* _GIVEN EXERCISE_:
All of the entries must be reproduced exactly, with no images carried over.

Stored records:
+---+

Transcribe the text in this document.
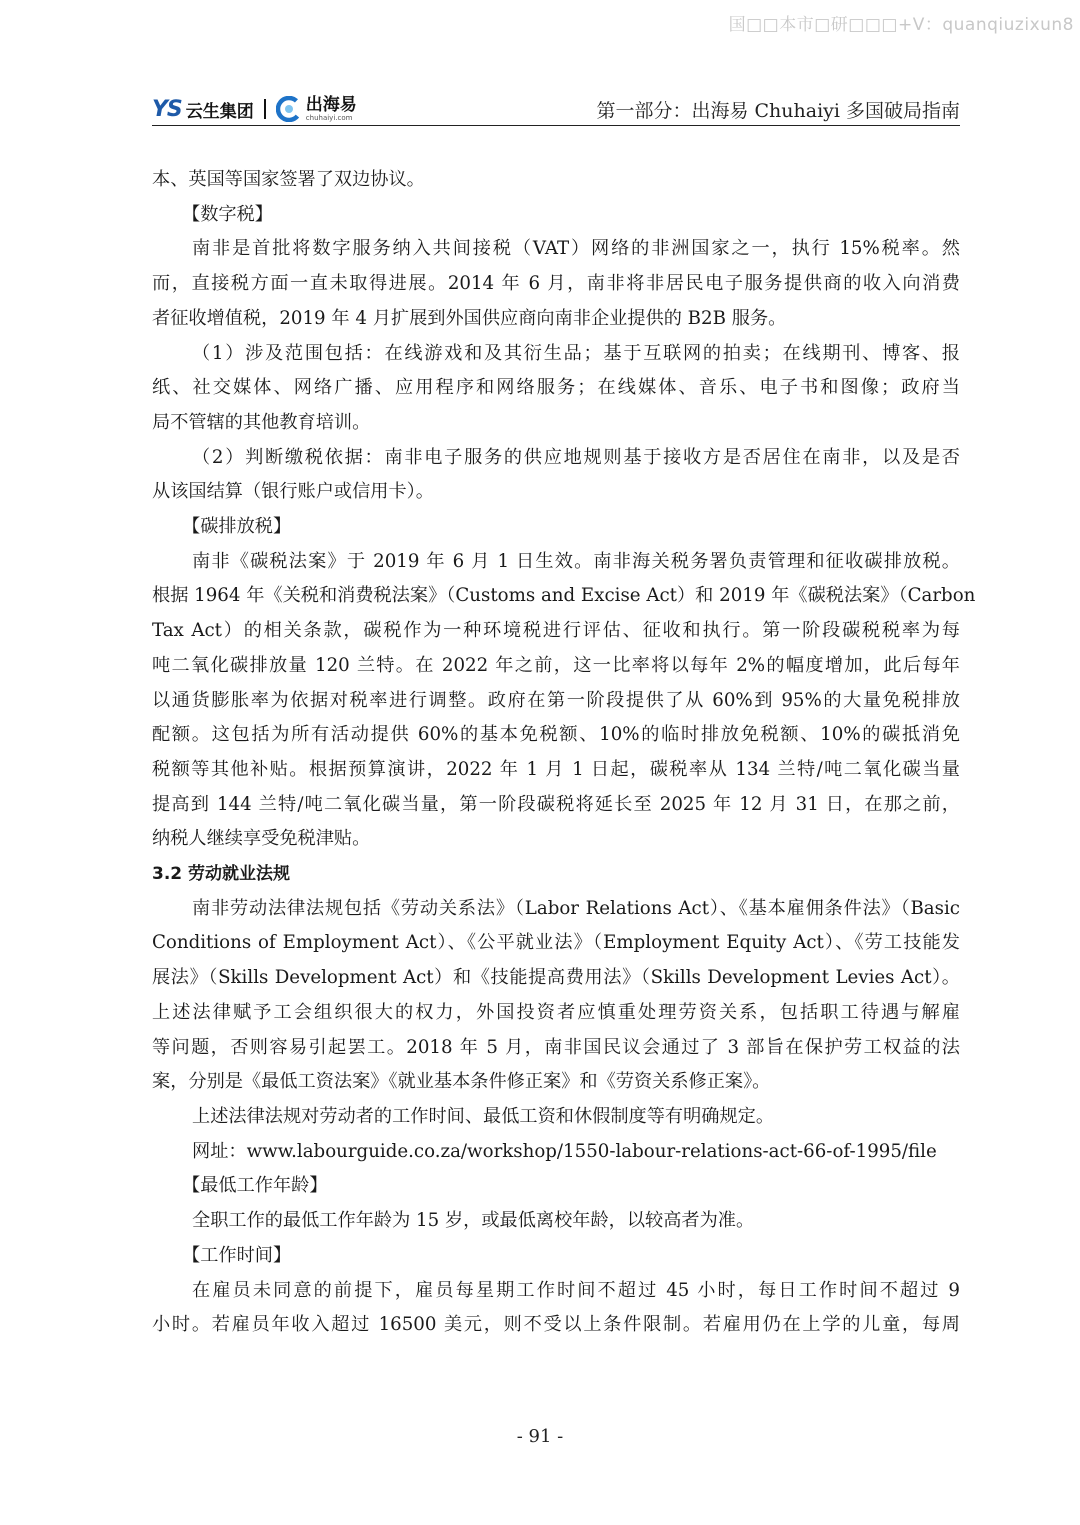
国□□本市□研□□□+V：quanqiuzixun8
YS 云生集团	出海易
chuhaiyi.com	第一部分：出海易 Chuhaiyi 多国破局指南
本、英国等国家签署了双边协议。
【数字税】
南非是首批将数字服务纳入共间接税（VAT）网络的非洲国家之一，执行 15%税率。然
而，直接税方面一直未取得进展。2014 年 6 月，南非将非居民电子服务提供商的收入向消费
者征收增值税，2019 年 4 月扩展到外国供应商向南非企业提供的 B2B 服务。
（1）涉及范围包括：在线游戏和及其衍生品；基于互联网的拍卖；在线期刊、博客、报
纸、社交媒体、网络广播、应用程序和网络服务；在线媒体、音乐、电子书和图像；政府当
局不管辖的其他教育培训。
（2）判断缴税依据：南非电子服务的供应地规则基于接收方是否居住在南非，以及是否
从该国结算（银行账户或信用卡）。
【碳排放税】
南非《碳税法案》于 2019 年 6 月 1 日生效。南非海关税务署负责管理和征收碳排放税。
根据 1964 年《关税和消费税法案》（Customs and Excise Act）和 2019 年《碳税法案》（Carbon
Tax Act）的相关条款，碳税作为一种环境税进行评估、征收和执行。第一阶段碳税税率为每
吨二氧化碳排放量 120 兰特。在 2022 年之前，这一比率将以每年 2%的幅度增加，此后每年
以通货膨胀率为依据对税率进行调整。政府在第一阶段提供了从 60%到 95%的大量免税排放
配额。这包括为所有活动提供 60%的基本免税额、10%的临时排放免税额、10%的碳抵消免
税额等其他补贴。根据预算演讲，2022 年 1 月 1 日起，碳税率从 134 兰特/吨二氧化碳当量
提高到 144 兰特/吨二氧化碳当量，第一阶段碳税将延长至 2025 年 12 月 31 日，在那之前，
纳税人继续享受免税津贴。
3.2 劳动就业法规
南非劳动法律法规包括《劳动关系法》（Labor Relations Act）、《基本雇佣条件法》（Basic
Conditions of Employment Act）、《公平就业法》（Employment Equity Act）、《劳工技能发
展法》（Skills Development Act）和《技能提高费用法》（Skills Development Levies Act）。
上述法律赋予工会组织很大的权力，外国投资者应慎重处理劳资关系，包括职工待遇与解雇
等问题，否则容易引起罢工。2018 年 5 月，南非国民议会通过了 3 部旨在保护劳工权益的法
案，分别是《最低工资法案》《就业基本条件修正案》和《劳资关系修正案》。
上述法律法规对劳动者的工作时间、最低工资和休假制度等有明确规定。
网址：www.labourguide.co.za/workshop/1550-labour-relations-act-66-of-1995/file
【最低工作年龄】
全职工作的最低工作年龄为 15 岁，或最低离校年龄，以较高者为准。
【工作时间】
在雇员未同意的前提下，雇员每星期工作时间不超过 45 小时，每日工作时间不超过 9
小时。若雇员年收入超过 16500 美元，则不受以上条件限制。若雇用仍在上学的儿童，每周
- 91 -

+---+

* _EXERCISE RESULT_:
Transcribe the text in this document.
国□□本市□研□□□+V：quanqiuzixun8
YS 云生集团	出海易
chuhaiyi.com	第一部分：出海易 Chuhaiyi 多国破局指南
本、英国等国家签署了双边协议。
【数字税】
南非是首批将数字服务纳入共间接税（VAT）网络的非洲国家之一，执行 15%税率。然
而，直接税方面一直未取得进展。2014 年 6 月，南非将非居民电子服务提供商的收入向消费
者征收增值税，2019 年 4 月扩展到外国供应商向南非企业提供的 B2B 服务。
（1）涉及范围包括：在线游戏和及其衍生品；基于互联网的拍卖；在线期刊、博客、报
纸、社交媒体、网络广播、应用程序和网络服务；在线媒体、音乐、电子书和图像；政府当
局不管辖的其他教育培训。
（2）判断缴税依据：南非电子服务的供应地规则基于接收方是否居住在南非，以及是否
从该国结算（银行账户或信用卡）。
【碳排放税】
南非《碳税法案》于 2019 年 6 月 1 日生效。南非海关税务署负责管理和征收碳排放税。
根据 1964 年《关税和消费税法案》（Customs and Excise Act）和 2019 年《碳税法案》（Carbon
Tax Act）的相关条款，碳税作为一种环境税进行评估、征收和执行。第一阶段碳税税率为每
吨二氧化碳排放量 120 兰特。在 2022 年之前，这一比率将以每年 2%的幅度增加，此后每年
以通货膨胀率为依据对税率进行调整。政府在第一阶段提供了从 60%到 95%的大量免税排放
配额。这包括为所有活动提供 60%的基本免税额、10%的临时排放免税额、10%的碳抵消免
税额等其他补贴。根据预算演讲，2022 年 1 月 1 日起，碳税率从 134 兰特/吨二氧化碳当量
提高到 144 兰特/吨二氧化碳当量，第一阶段碳税将延长至 2025 年 12 月 31 日，在那之前，
纳税人继续享受免税津贴。
3.2 劳动就业法规
南非劳动法律法规包括《劳动关系法》（Labor Relations Act）、《基本雇佣条件法》（Basic
Conditions of Employment Act）、《公平就业法》（Employment Equity Act）、《劳工技能发
展法》（Skills Development Act）和《技能提高费用法》（Skills Development Levies Act）。
上述法律赋予工会组织很大的权力，外国投资者应慎重处理劳资关系，包括职工待遇与解雇
等问题，否则容易引起罢工。2018 年 5 月，南非国民议会通过了 3 部旨在保护劳工权益的法
案，分别是《最低工资法案》《就业基本条件修正案》和《劳资关系修正案》。
上述法律法规对劳动者的工作时间、最低工资和休假制度等有明确规定。
网址：www.labourguide.co.za/workshop/1550-labour-relations-act-66-of-1995/file
【最低工作年龄】
全职工作的最低工作年龄为 15 岁，或最低离校年龄，以较高者为准。
【工作时间】
在雇员未同意的前提下，雇员每星期工作时间不超过 45 小时，每日工作时间不超过 9
小时。若雇员年收入超过 16500 美元，则不受以上条件限制。若雇用仍在上学的儿童，每周
- 91 -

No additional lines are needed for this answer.